- _Prompt_
Please reproduce the following material line for line, with nothing changed.

-- start of Data in this exercise --

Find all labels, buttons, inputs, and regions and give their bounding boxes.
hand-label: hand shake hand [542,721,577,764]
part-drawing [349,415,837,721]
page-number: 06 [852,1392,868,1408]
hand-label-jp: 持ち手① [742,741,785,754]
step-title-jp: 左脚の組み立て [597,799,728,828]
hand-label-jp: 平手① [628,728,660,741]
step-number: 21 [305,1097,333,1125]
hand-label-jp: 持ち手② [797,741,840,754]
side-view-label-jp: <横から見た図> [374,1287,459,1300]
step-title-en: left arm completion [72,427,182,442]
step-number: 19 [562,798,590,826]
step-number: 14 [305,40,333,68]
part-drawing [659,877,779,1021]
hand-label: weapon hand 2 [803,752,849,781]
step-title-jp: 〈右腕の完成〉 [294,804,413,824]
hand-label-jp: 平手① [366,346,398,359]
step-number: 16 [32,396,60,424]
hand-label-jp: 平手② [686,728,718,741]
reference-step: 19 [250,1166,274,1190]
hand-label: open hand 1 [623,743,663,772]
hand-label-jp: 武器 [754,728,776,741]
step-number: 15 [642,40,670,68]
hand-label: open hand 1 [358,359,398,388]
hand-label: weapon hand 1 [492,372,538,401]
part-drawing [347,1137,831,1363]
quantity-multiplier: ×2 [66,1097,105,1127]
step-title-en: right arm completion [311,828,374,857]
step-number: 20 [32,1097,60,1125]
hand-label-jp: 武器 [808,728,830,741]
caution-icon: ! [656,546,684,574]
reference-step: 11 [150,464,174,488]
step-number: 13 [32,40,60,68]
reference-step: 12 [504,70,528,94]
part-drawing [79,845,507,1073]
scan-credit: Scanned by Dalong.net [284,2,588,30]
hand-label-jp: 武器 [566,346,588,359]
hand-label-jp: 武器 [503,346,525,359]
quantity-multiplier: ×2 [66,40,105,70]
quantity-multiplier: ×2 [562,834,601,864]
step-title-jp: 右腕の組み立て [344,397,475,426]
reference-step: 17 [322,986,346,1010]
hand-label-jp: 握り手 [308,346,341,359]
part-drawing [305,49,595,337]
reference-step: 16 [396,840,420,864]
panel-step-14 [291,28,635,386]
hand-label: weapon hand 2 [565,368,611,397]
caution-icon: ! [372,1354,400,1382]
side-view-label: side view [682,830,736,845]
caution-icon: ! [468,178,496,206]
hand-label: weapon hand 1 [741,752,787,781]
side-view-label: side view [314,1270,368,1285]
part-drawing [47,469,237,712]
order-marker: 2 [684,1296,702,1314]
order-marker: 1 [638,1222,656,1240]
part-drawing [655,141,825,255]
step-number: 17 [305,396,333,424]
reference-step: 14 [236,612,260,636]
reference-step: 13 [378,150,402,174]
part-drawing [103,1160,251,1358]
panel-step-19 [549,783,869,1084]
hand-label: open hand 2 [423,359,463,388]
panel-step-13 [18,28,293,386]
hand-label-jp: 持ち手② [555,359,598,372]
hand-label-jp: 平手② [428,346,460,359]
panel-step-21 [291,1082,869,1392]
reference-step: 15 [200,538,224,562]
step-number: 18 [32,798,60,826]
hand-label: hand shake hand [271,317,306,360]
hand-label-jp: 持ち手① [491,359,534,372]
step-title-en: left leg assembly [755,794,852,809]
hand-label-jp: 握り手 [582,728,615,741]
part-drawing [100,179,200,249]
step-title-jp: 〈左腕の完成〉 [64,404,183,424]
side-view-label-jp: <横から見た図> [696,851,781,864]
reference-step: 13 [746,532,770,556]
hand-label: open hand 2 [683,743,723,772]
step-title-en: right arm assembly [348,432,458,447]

-- end of Data in this exercise --

- _Problem solution_
Find all labels, buttons, inputs, and regions and give their bounding boxes.
hand-label: hand shake hand [542,721,577,764]
part-drawing [349,415,837,721]
page-number: 06 [852,1392,868,1408]
hand-label-jp: 持ち手① [742,741,785,754]
step-title-jp: 左脚の組み立て [597,799,728,828]
hand-label-jp: 平手① [628,728,660,741]
step-number: 21 [305,1097,333,1125]
hand-label-jp: 持ち手② [797,741,840,754]
side-view-label-jp: <横から見た図> [374,1287,459,1300]
step-title-en: left arm completion [72,427,182,442]
step-number: 19 [562,798,590,826]
step-number: 14 [305,40,333,68]
part-drawing [659,877,779,1021]
hand-label: weapon hand 2 [803,752,849,781]
step-title-jp: 〈右腕の完成〉 [294,804,413,824]
hand-label-jp: 平手① [366,346,398,359]
step-number: 16 [32,396,60,424]
hand-label-jp: 平手② [686,728,718,741]
reference-step: 19 [250,1166,274,1190]
hand-label: open hand 1 [623,743,663,772]
hand-label-jp: 武器 [754,728,776,741]
step-number: 15 [642,40,670,68]
hand-label: open hand 1 [358,359,398,388]
hand-label: weapon hand 1 [492,372,538,401]
part-drawing [347,1137,831,1363]
quantity-multiplier: ×2 [66,1097,105,1127]
step-title-en: right arm completion [311,828,374,857]
step-number: 20 [32,1097,60,1125]
hand-label-jp: 武器 [808,728,830,741]
caution-icon: ! [656,546,684,574]
reference-step: 11 [150,464,174,488]
step-number: 13 [32,40,60,68]
reference-step: 12 [504,70,528,94]
part-drawing [79,845,507,1073]
scan-credit: Scanned by Dalong.net [284,2,588,30]
hand-label-jp: 武器 [566,346,588,359]
hand-label-jp: 武器 [503,346,525,359]
quantity-multiplier: ×2 [66,40,105,70]
quantity-multiplier: ×2 [562,834,601,864]
step-title-jp: 右腕の組み立て [344,397,475,426]
reference-step: 17 [322,986,346,1010]
hand-label-jp: 握り手 [308,346,341,359]
part-drawing [305,49,595,337]
reference-step: 16 [396,840,420,864]
panel-step-14 [291,28,635,386]
hand-label: weapon hand 2 [565,368,611,397]
caution-icon: ! [372,1354,400,1382]
side-view-label: side view [682,830,736,845]
caution-icon: ! [468,178,496,206]
hand-label: weapon hand 1 [741,752,787,781]
side-view-label: side view [314,1270,368,1285]
part-drawing [47,469,237,712]
order-marker: 2 [684,1296,702,1314]
order-marker: 1 [638,1222,656,1240]
part-drawing [655,141,825,255]
step-number: 17 [305,396,333,424]
reference-step: 14 [236,612,260,636]
reference-step: 13 [378,150,402,174]
part-drawing [103,1160,251,1358]
panel-step-19 [549,783,869,1084]
hand-label: open hand 2 [423,359,463,388]
panel-step-13 [18,28,293,386]
hand-label-jp: 持ち手② [555,359,598,372]
hand-label-jp: 平手② [428,346,460,359]
panel-step-21 [291,1082,869,1392]
reference-step: 15 [200,538,224,562]
step-number: 18 [32,798,60,826]
hand-label: hand shake hand [271,317,306,360]
hand-label-jp: 持ち手① [491,359,534,372]
step-title-en: left leg assembly [755,794,852,809]
hand-label-jp: 握り手 [582,728,615,741]
part-drawing [100,179,200,249]
step-title-jp: 〈左腕の完成〉 [64,404,183,424]
side-view-label-jp: <横から見た図> [696,851,781,864]
reference-step: 13 [746,532,770,556]
hand-label: open hand 2 [683,743,723,772]
step-title-en: right arm assembly [348,432,458,447]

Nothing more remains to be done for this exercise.